[Figure record extracts]
- - -

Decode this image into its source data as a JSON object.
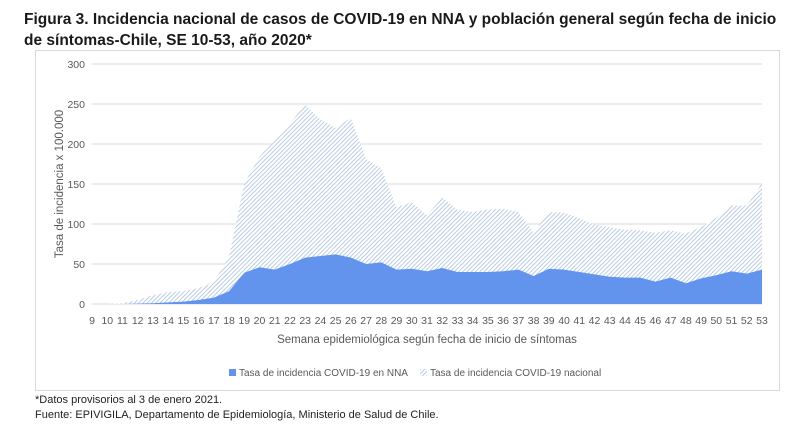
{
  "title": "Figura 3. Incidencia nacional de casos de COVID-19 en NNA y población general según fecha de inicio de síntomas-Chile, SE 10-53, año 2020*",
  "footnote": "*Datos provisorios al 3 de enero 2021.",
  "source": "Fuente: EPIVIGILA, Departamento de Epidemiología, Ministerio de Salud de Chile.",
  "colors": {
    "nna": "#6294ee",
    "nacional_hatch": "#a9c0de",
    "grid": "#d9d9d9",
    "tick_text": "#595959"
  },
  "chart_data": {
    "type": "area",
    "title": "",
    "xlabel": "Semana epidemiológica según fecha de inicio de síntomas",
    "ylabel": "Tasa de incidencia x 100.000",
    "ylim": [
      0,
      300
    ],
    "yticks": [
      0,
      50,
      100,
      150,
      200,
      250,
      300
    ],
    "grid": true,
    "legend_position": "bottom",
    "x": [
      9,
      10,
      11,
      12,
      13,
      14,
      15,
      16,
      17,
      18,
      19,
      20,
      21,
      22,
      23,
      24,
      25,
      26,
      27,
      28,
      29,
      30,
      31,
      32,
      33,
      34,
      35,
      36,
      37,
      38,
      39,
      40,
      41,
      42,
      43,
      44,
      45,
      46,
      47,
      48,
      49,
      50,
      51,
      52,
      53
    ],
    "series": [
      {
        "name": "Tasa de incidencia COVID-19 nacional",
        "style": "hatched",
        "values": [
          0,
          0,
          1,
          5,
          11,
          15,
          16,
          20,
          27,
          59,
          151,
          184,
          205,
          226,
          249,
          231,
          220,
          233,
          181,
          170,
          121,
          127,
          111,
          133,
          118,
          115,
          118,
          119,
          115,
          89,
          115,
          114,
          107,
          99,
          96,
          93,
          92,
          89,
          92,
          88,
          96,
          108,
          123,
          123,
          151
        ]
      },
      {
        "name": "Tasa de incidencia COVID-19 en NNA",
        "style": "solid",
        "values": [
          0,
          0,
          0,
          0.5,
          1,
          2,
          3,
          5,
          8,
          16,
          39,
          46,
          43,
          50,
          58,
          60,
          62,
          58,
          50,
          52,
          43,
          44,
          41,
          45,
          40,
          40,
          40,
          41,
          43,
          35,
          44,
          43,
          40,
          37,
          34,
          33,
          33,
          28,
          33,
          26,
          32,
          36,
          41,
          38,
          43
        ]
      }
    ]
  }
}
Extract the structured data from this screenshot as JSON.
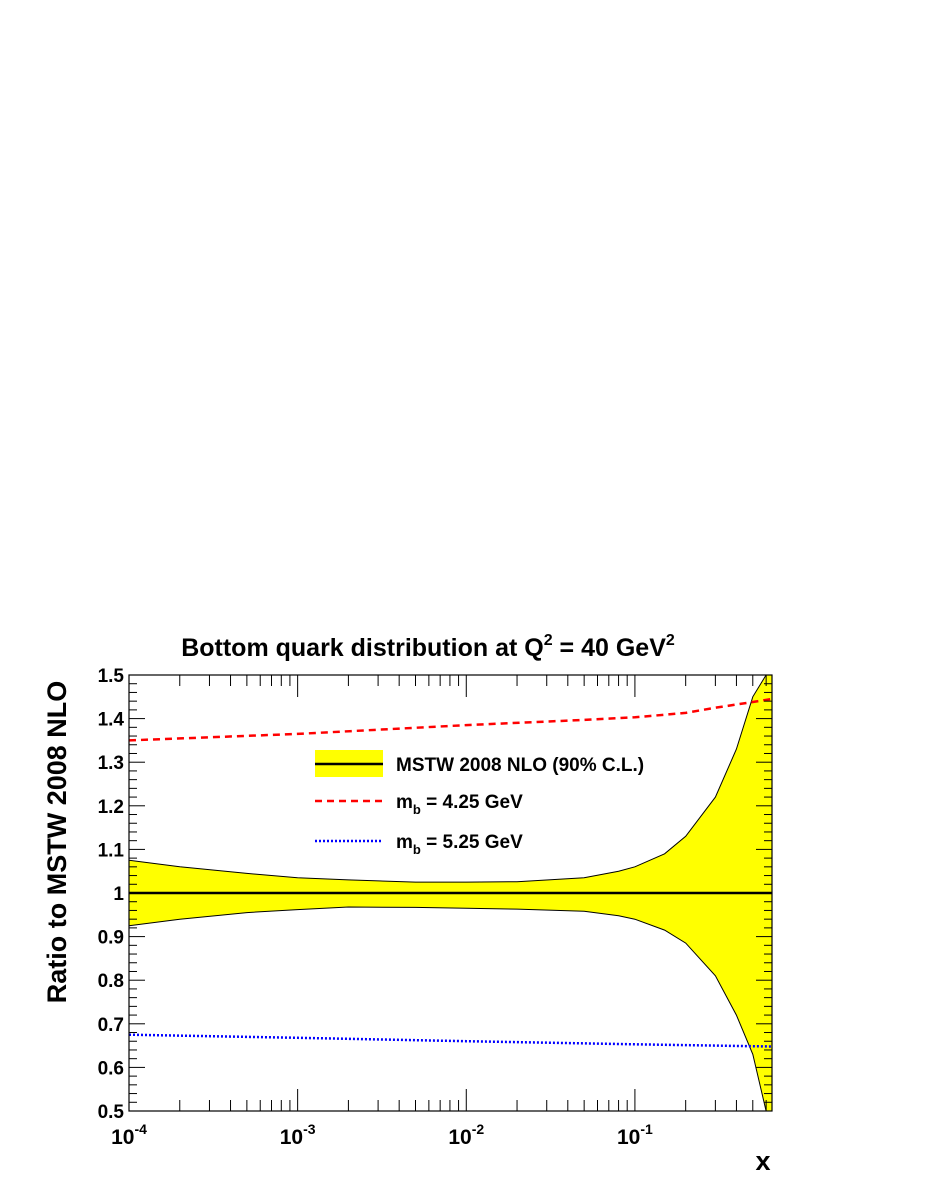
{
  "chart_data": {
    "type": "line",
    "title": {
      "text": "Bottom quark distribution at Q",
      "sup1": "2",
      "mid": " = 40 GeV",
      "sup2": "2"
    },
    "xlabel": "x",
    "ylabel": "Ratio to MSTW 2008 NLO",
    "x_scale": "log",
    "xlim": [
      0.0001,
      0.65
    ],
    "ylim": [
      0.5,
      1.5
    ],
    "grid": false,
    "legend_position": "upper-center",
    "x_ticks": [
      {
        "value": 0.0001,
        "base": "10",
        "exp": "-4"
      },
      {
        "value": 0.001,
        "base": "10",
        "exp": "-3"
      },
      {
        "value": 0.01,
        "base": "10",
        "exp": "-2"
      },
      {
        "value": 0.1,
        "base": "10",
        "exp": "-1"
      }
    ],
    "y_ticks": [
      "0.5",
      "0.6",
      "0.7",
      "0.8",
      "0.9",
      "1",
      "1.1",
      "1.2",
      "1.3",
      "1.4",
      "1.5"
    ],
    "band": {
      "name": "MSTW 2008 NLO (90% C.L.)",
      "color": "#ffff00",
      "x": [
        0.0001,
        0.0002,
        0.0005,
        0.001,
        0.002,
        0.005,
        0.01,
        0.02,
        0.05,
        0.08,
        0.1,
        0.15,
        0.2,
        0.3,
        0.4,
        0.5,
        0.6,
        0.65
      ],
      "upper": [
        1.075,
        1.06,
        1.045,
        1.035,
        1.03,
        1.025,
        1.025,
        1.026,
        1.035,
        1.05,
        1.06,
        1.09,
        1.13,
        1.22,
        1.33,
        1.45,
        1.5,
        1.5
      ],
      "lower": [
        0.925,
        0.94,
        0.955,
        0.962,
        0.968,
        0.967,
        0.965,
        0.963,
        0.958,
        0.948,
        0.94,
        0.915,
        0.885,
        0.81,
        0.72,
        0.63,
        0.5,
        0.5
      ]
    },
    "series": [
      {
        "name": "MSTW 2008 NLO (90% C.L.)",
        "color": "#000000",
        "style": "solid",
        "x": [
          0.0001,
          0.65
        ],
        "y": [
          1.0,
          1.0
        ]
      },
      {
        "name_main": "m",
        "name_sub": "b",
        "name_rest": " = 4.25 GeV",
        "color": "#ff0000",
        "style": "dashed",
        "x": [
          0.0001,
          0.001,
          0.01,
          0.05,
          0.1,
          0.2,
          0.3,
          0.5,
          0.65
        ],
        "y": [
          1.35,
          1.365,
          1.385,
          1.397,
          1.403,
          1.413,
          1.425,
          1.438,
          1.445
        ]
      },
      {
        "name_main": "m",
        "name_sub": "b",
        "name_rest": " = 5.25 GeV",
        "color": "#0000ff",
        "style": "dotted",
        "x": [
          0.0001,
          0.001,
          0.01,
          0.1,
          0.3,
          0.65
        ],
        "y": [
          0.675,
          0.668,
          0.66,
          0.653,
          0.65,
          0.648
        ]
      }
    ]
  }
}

- - -

Set down the material above as is, without any pictures.

• EXERCISE ANSWER
Decode this image into its source data as a JSON object.
{
  "title": "Figura 3. Incidencia nacional de casos de COVID-19 en NNA y población general según fecha de inicio de síntomas-Chile, SE 10-53, año 2020*",
  "footnote": "*Datos provisorios al 3 de enero 2021.",
  "source": "Fuente: EPIVIGILA, Departamento de Epidemiología, Ministerio de Salud de Chile.",
  "colors": {
    "nna": "#6294ee",
    "nacional_hatch": "#a9c0de",
    "grid": "#d9d9d9",
    "tick_text": "#595959"
  },
  "chart_data": {
    "type": "area",
    "title": "",
    "xlabel": "Semana epidemiológica según fecha de inicio de síntomas",
    "ylabel": "Tasa de incidencia x 100.000",
    "ylim": [
      0,
      300
    ],
    "yticks": [
      0,
      50,
      100,
      150,
      200,
      250,
      300
    ],
    "grid": true,
    "legend_position": "bottom",
    "x": [
      9,
      10,
      11,
      12,
      13,
      14,
      15,
      16,
      17,
      18,
      19,
      20,
      21,
      22,
      23,
      24,
      25,
      26,
      27,
      28,
      29,
      30,
      31,
      32,
      33,
      34,
      35,
      36,
      37,
      38,
      39,
      40,
      41,
      42,
      43,
      44,
      45,
      46,
      47,
      48,
      49,
      50,
      51,
      52,
      53
    ],
    "series": [
      {
        "name": "Tasa de incidencia COVID-19 nacional",
        "style": "hatched",
        "values": [
          0,
          0,
          1,
          5,
          11,
          15,
          16,
          20,
          27,
          59,
          151,
          184,
          205,
          226,
          249,
          231,
          220,
          233,
          181,
          170,
          121,
          127,
          111,
          133,
          118,
          115,
          118,
          119,
          115,
          89,
          115,
          114,
          107,
          99,
          96,
          93,
          92,
          89,
          92,
          88,
          96,
          108,
          123,
          123,
          151
        ]
      },
      {
        "name": "Tasa de incidencia COVID-19 en NNA",
        "style": "solid",
        "values": [
          0,
          0,
          0,
          0.5,
          1,
          2,
          3,
          5,
          8,
          16,
          39,
          46,
          43,
          50,
          58,
          60,
          62,
          58,
          50,
          52,
          43,
          44,
          41,
          45,
          40,
          40,
          40,
          41,
          43,
          35,
          44,
          43,
          40,
          37,
          34,
          33,
          33,
          28,
          33,
          26,
          32,
          36,
          41,
          38,
          43
        ]
      }
    ]
  }
}
Extract the structured data from this screenshot as JSON.
{
  "chart_data": {
    "type": "line",
    "title": {
      "text": "Bottom quark distribution at Q",
      "sup1": "2",
      "mid": " = 40 GeV",
      "sup2": "2"
    },
    "xlabel": "x",
    "ylabel": "Ratio to MSTW 2008 NLO",
    "x_scale": "log",
    "xlim": [
      0.0001,
      0.65
    ],
    "ylim": [
      0.5,
      1.5
    ],
    "grid": false,
    "legend_position": "upper-center",
    "x_ticks": [
      {
        "value": 0.0001,
        "base": "10",
        "exp": "-4"
      },
      {
        "value": 0.001,
        "base": "10",
        "exp": "-3"
      },
      {
        "value": 0.01,
        "base": "10",
        "exp": "-2"
      },
      {
        "value": 0.1,
        "base": "10",
        "exp": "-1"
      }
    ],
    "y_ticks": [
      "0.5",
      "0.6",
      "0.7",
      "0.8",
      "0.9",
      "1",
      "1.1",
      "1.2",
      "1.3",
      "1.4",
      "1.5"
    ],
    "band": {
      "name": "MSTW 2008 NLO (90% C.L.)",
      "color": "#ffff00",
      "x": [
        0.0001,
        0.0002,
        0.0005,
        0.001,
        0.002,
        0.005,
        0.01,
        0.02,
        0.05,
        0.08,
        0.1,
        0.15,
        0.2,
        0.3,
        0.4,
        0.5,
        0.6,
        0.65
      ],
      "upper": [
        1.075,
        1.06,
        1.045,
        1.035,
        1.03,
        1.025,
        1.025,
        1.026,
        1.035,
        1.05,
        1.06,
        1.09,
        1.13,
        1.22,
        1.33,
        1.45,
        1.5,
        1.5
      ],
      "lower": [
        0.925,
        0.94,
        0.955,
        0.962,
        0.968,
        0.967,
        0.965,
        0.963,
        0.958,
        0.948,
        0.94,
        0.915,
        0.885,
        0.81,
        0.72,
        0.63,
        0.5,
        0.5
      ]
    },
    "series": [
      {
        "name": "MSTW 2008 NLO (90% C.L.)",
        "color": "#000000",
        "style": "solid",
        "x": [
          0.0001,
          0.65
        ],
        "y": [
          1.0,
          1.0
        ]
      },
      {
        "name_main": "m",
        "name_sub": "b",
        "name_rest": " = 4.25 GeV",
        "color": "#ff0000",
        "style": "dashed",
        "x": [
          0.0001,
          0.001,
          0.01,
          0.05,
          0.1,
          0.2,
          0.3,
          0.5,
          0.65
        ],
        "y": [
          1.35,
          1.365,
          1.385,
          1.397,
          1.403,
          1.413,
          1.425,
          1.438,
          1.445
        ]
      },
      {
        "name_main": "m",
        "name_sub": "b",
        "name_rest": " = 5.25 GeV",
        "color": "#0000ff",
        "style": "dotted",
        "x": [
          0.0001,
          0.001,
          0.01,
          0.1,
          0.3,
          0.65
        ],
        "y": [
          0.675,
          0.668,
          0.66,
          0.653,
          0.65,
          0.648
        ]
      }
    ]
  }
}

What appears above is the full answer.